- Task brief -
Carry none of the pictures over; write out the complete data exactly.

- Excerpted records -

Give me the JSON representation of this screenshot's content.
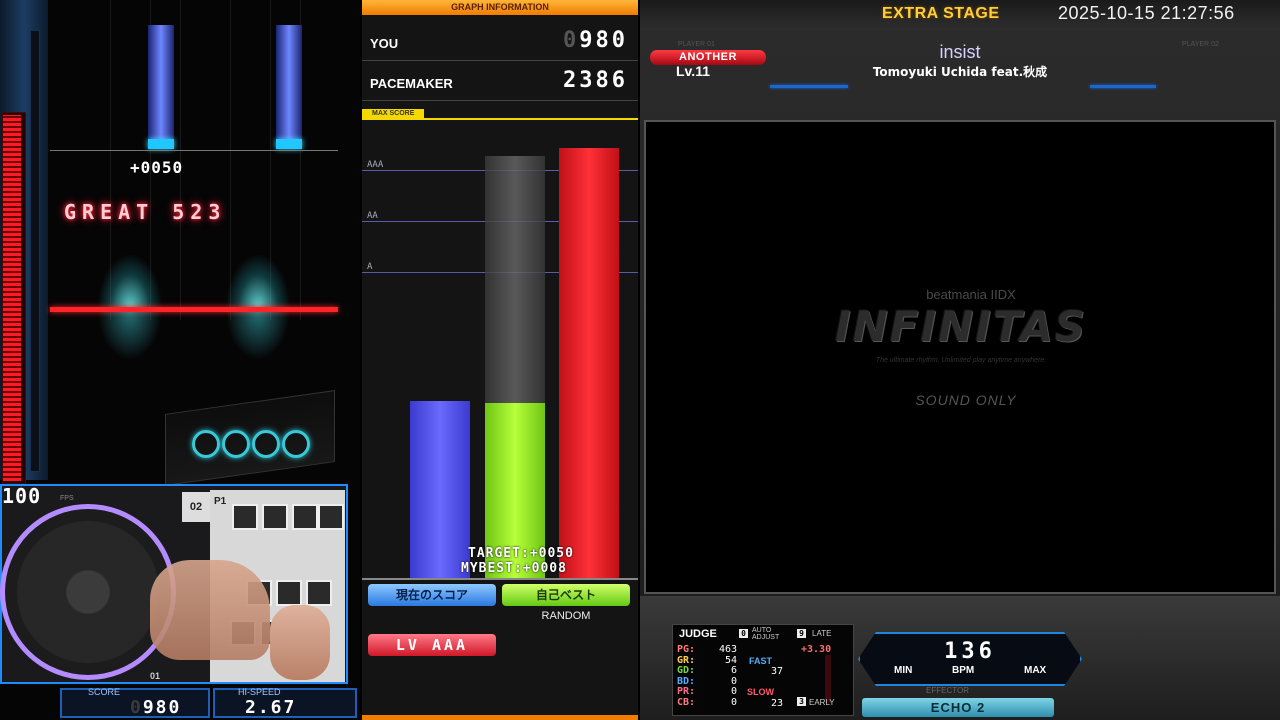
{
  "play": {
    "hud_fast_slow": "+0050",
    "judge_display": "GREAT 523",
    "bpm_readout": "100",
    "bpm_unit": "FPS",
    "score_label": "SCORE",
    "score_value_dim": "0",
    "score_value": "980",
    "hispeed_label": "HI-SPEED",
    "hispeed_value": "2.67",
    "gauge_percent": 100,
    "cam_plate_02": "02",
    "cam_plate_p1": "P1",
    "cam_plate_01": "01"
  },
  "graph": {
    "header": "GRAPH INFORMATION",
    "you_label": "YOU",
    "you_value_dim": "0",
    "you_value": "980",
    "pacemaker_label": "PACEMAKER",
    "pacemaker_value": "2386",
    "maxscore_label": "MAX SCORE",
    "grades": [
      "AAA",
      "AA",
      "A"
    ],
    "target_text": "TARGET:+0050",
    "mybest_text": "MYBEST:+0008",
    "legend_current": "現在のスコア",
    "legend_best": "自己ベスト",
    "option": "RANDOM",
    "pacemaker_mode": "LV AAA"
  },
  "chart_data": {
    "type": "bar",
    "categories": [
      "YOU",
      "MYBEST",
      "PACEMAKER"
    ],
    "values": [
      980,
      972,
      2386
    ],
    "ylim": [
      0,
      2544
    ],
    "colors": [
      "#5a5af5",
      "#a8f02a",
      "#e8202a"
    ]
  },
  "header": {
    "stage": "EXTRA STAGE",
    "datetime": "2025-10-15 21:27:56",
    "player1_tag": "PLAYER 01",
    "player2_tag": "PLAYER 02",
    "difficulty": "ANOTHER",
    "level": "Lv.11",
    "song_title": "insist",
    "artist": "Tomoyuki Uchida feat.秋成"
  },
  "bga": {
    "logo_top": "beatmania IIDX",
    "logo_main": "INFINITAS",
    "logo_sub": "The ultimate rhythm. Unlimited play anytime anywhere.",
    "sound_only": "SOUND ONLY"
  },
  "judge": {
    "title": "JUDGE",
    "auto_adjust_key": "0",
    "auto_adjust": "AUTO ADJUST",
    "late_key": "9",
    "late": "LATE",
    "early_key": "3",
    "early": "EARLY",
    "fast_label": "FAST",
    "slow_label": "SLOW",
    "adjust_value": "+3.30",
    "fast_value": "37",
    "slow_value": "23",
    "rows": [
      {
        "label": "PG:",
        "value": "463",
        "color": "#ff7a7a"
      },
      {
        "label": "GR:",
        "value": "54",
        "color": "#ffcc55"
      },
      {
        "label": "GD:",
        "value": "6",
        "color": "#7bd64a"
      },
      {
        "label": "BD:",
        "value": "0",
        "color": "#55aaff"
      },
      {
        "label": "PR:",
        "value": "0",
        "color": "#ff6a8c"
      },
      {
        "label": "CB:",
        "value": "0",
        "color": "#ff7a7a"
      }
    ]
  },
  "bpm": {
    "value": "136",
    "min_label": "MIN",
    "bpm_label": "BPM",
    "max_label": "MAX"
  },
  "effector": {
    "label": "EFFECTOR",
    "value": "ECHO 2"
  }
}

- Exercise answer -
Give me the JSON representation of this screenshot's content.
{
  "play": {
    "hud_fast_slow": "+0050",
    "judge_display": "GREAT 523",
    "bpm_readout": "100",
    "bpm_unit": "FPS",
    "score_label": "SCORE",
    "score_value_dim": "0",
    "score_value": "980",
    "hispeed_label": "HI-SPEED",
    "hispeed_value": "2.67",
    "gauge_percent": 100,
    "cam_plate_02": "02",
    "cam_plate_p1": "P1",
    "cam_plate_01": "01"
  },
  "graph": {
    "header": "GRAPH INFORMATION",
    "you_label": "YOU",
    "you_value_dim": "0",
    "you_value": "980",
    "pacemaker_label": "PACEMAKER",
    "pacemaker_value": "2386",
    "maxscore_label": "MAX SCORE",
    "grades": [
      "AAA",
      "AA",
      "A"
    ],
    "target_text": "TARGET:+0050",
    "mybest_text": "MYBEST:+0008",
    "legend_current": "現在のスコア",
    "legend_best": "自己ベスト",
    "option": "RANDOM",
    "pacemaker_mode": "LV AAA"
  },
  "chart_data": {
    "type": "bar",
    "categories": [
      "YOU",
      "MYBEST",
      "PACEMAKER"
    ],
    "values": [
      980,
      972,
      2386
    ],
    "ylim": [
      0,
      2544
    ],
    "colors": [
      "#5a5af5",
      "#a8f02a",
      "#e8202a"
    ]
  },
  "header": {
    "stage": "EXTRA STAGE",
    "datetime": "2025-10-15 21:27:56",
    "player1_tag": "PLAYER 01",
    "player2_tag": "PLAYER 02",
    "difficulty": "ANOTHER",
    "level": "Lv.11",
    "song_title": "insist",
    "artist": "Tomoyuki Uchida feat.秋成"
  },
  "bga": {
    "logo_top": "beatmania IIDX",
    "logo_main": "INFINITAS",
    "logo_sub": "The ultimate rhythm. Unlimited play anytime anywhere.",
    "sound_only": "SOUND ONLY"
  },
  "judge": {
    "title": "JUDGE",
    "auto_adjust_key": "0",
    "auto_adjust": "AUTO ADJUST",
    "late_key": "9",
    "late": "LATE",
    "early_key": "3",
    "early": "EARLY",
    "fast_label": "FAST",
    "slow_label": "SLOW",
    "adjust_value": "+3.30",
    "fast_value": "37",
    "slow_value": "23",
    "rows": [
      {
        "label": "PG:",
        "value": "463",
        "color": "#ff7a7a"
      },
      {
        "label": "GR:",
        "value": "54",
        "color": "#ffcc55"
      },
      {
        "label": "GD:",
        "value": "6",
        "color": "#7bd64a"
      },
      {
        "label": "BD:",
        "value": "0",
        "color": "#55aaff"
      },
      {
        "label": "PR:",
        "value": "0",
        "color": "#ff6a8c"
      },
      {
        "label": "CB:",
        "value": "0",
        "color": "#ff7a7a"
      }
    ]
  },
  "bpm": {
    "value": "136",
    "min_label": "MIN",
    "bpm_label": "BPM",
    "max_label": "MAX"
  },
  "effector": {
    "label": "EFFECTOR",
    "value": "ECHO 2"
  }
}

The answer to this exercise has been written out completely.